■ Task to complete ■
Copy each line below in which the word "SDHC" occurs.

■ Dataset content ■
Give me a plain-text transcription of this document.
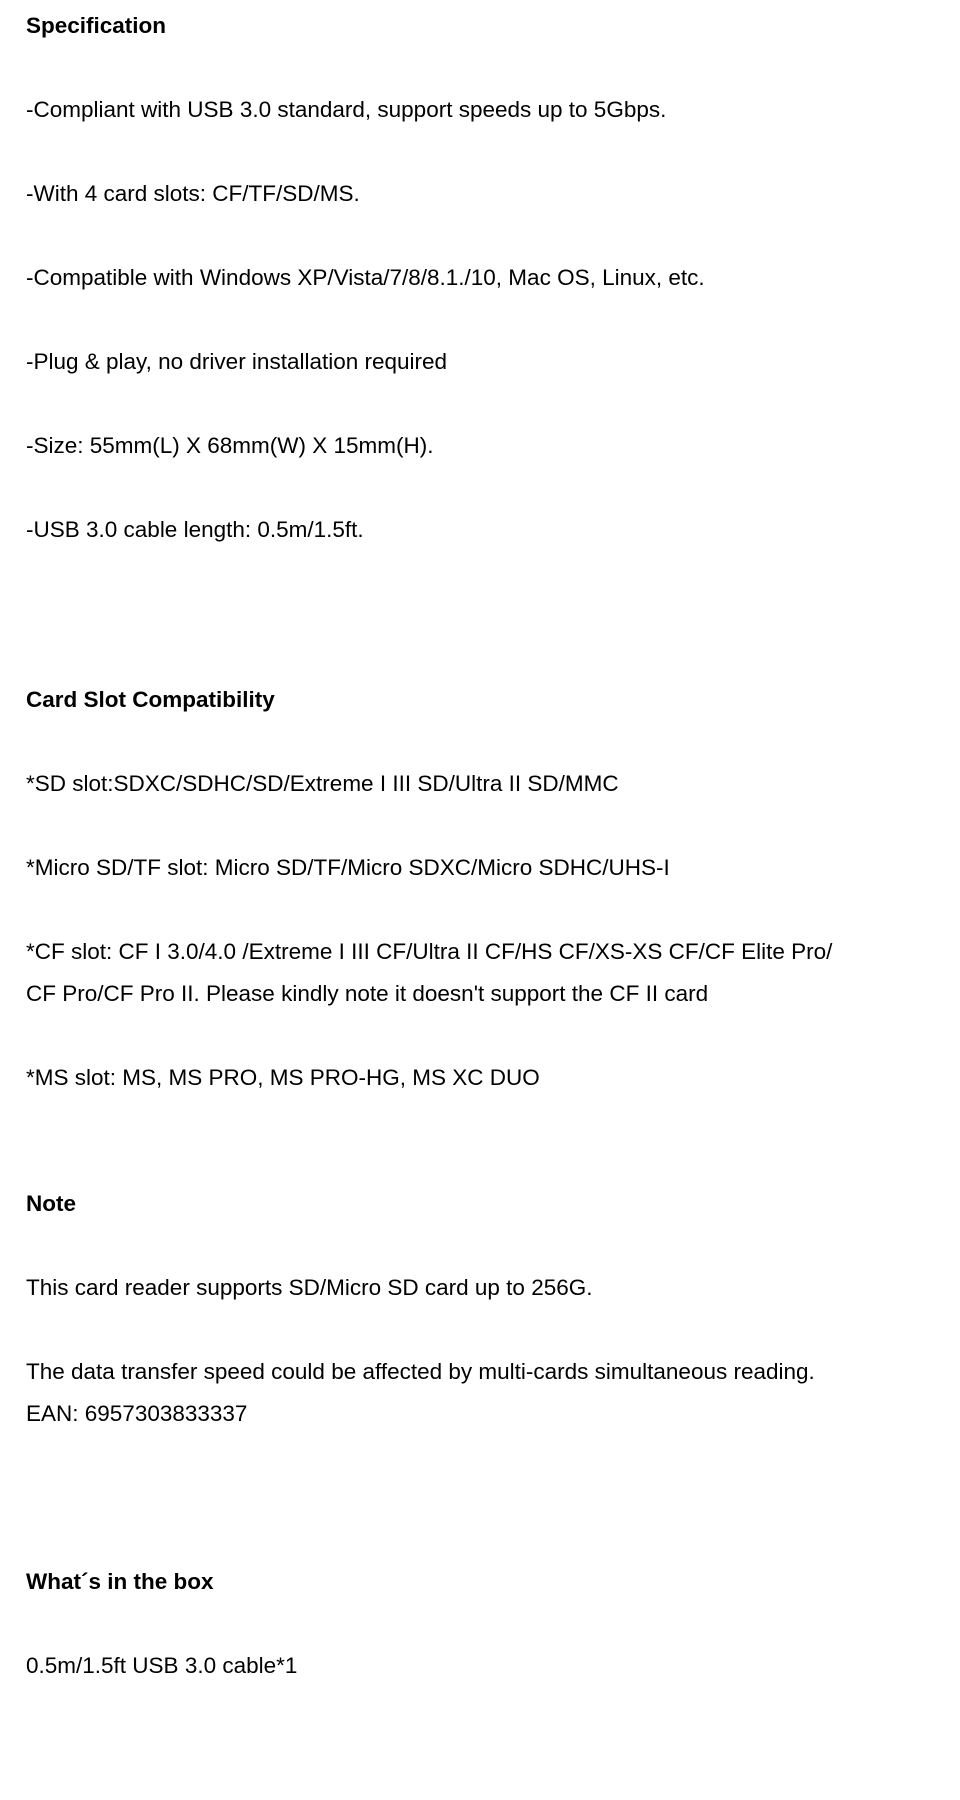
Specification
-Compliant with USB 3.0 standard, support speeds up to 5Gbps.
-With 4 card slots: CF/TF/SD/MS.
-Compatible with Windows XP/Vista/7/8/8.1./10, Mac OS, Linux, etc.
-Plug & play, no driver installation required
-Size: 55mm(L) X 68mm(W) X 15mm(H).
-USB 3.0 cable length: 0.5m/1.5ft.
Card Slot Compatibility
*SD slot:SDXC/SDHC/SD/Extreme I III SD/Ultra II SD/MMC
*Micro SD/TF slot: Micro SD/TF/Micro SDXC/Micro SDHC/UHS-I
*CF slot: CF I 3.0/4.0 /Extreme I III CF/Ultra II CF/HS CF/XS-XS CF/CF Elite Pro/
CF Pro/CF Pro II. Please kindly note it doesn't support the CF II card
*MS slot: MS, MS PRO, MS PRO-HG, MS XC DUO
Note
This card reader supports SD/Micro SD card up to 256G.
The data transfer speed could be affected by multi-cards simultaneous reading.
EAN: 6957303833337
What´s in the box
0.5m/1.5ft USB 3.0 cable*1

■ Reply to the task ■
*SD slot:SDXC/SDHC/SD/Extreme I III SD/Ultra II SD/MMC
*Micro SD/TF slot: Micro SD/TF/Micro SDXC/Micro SDHC/UHS-I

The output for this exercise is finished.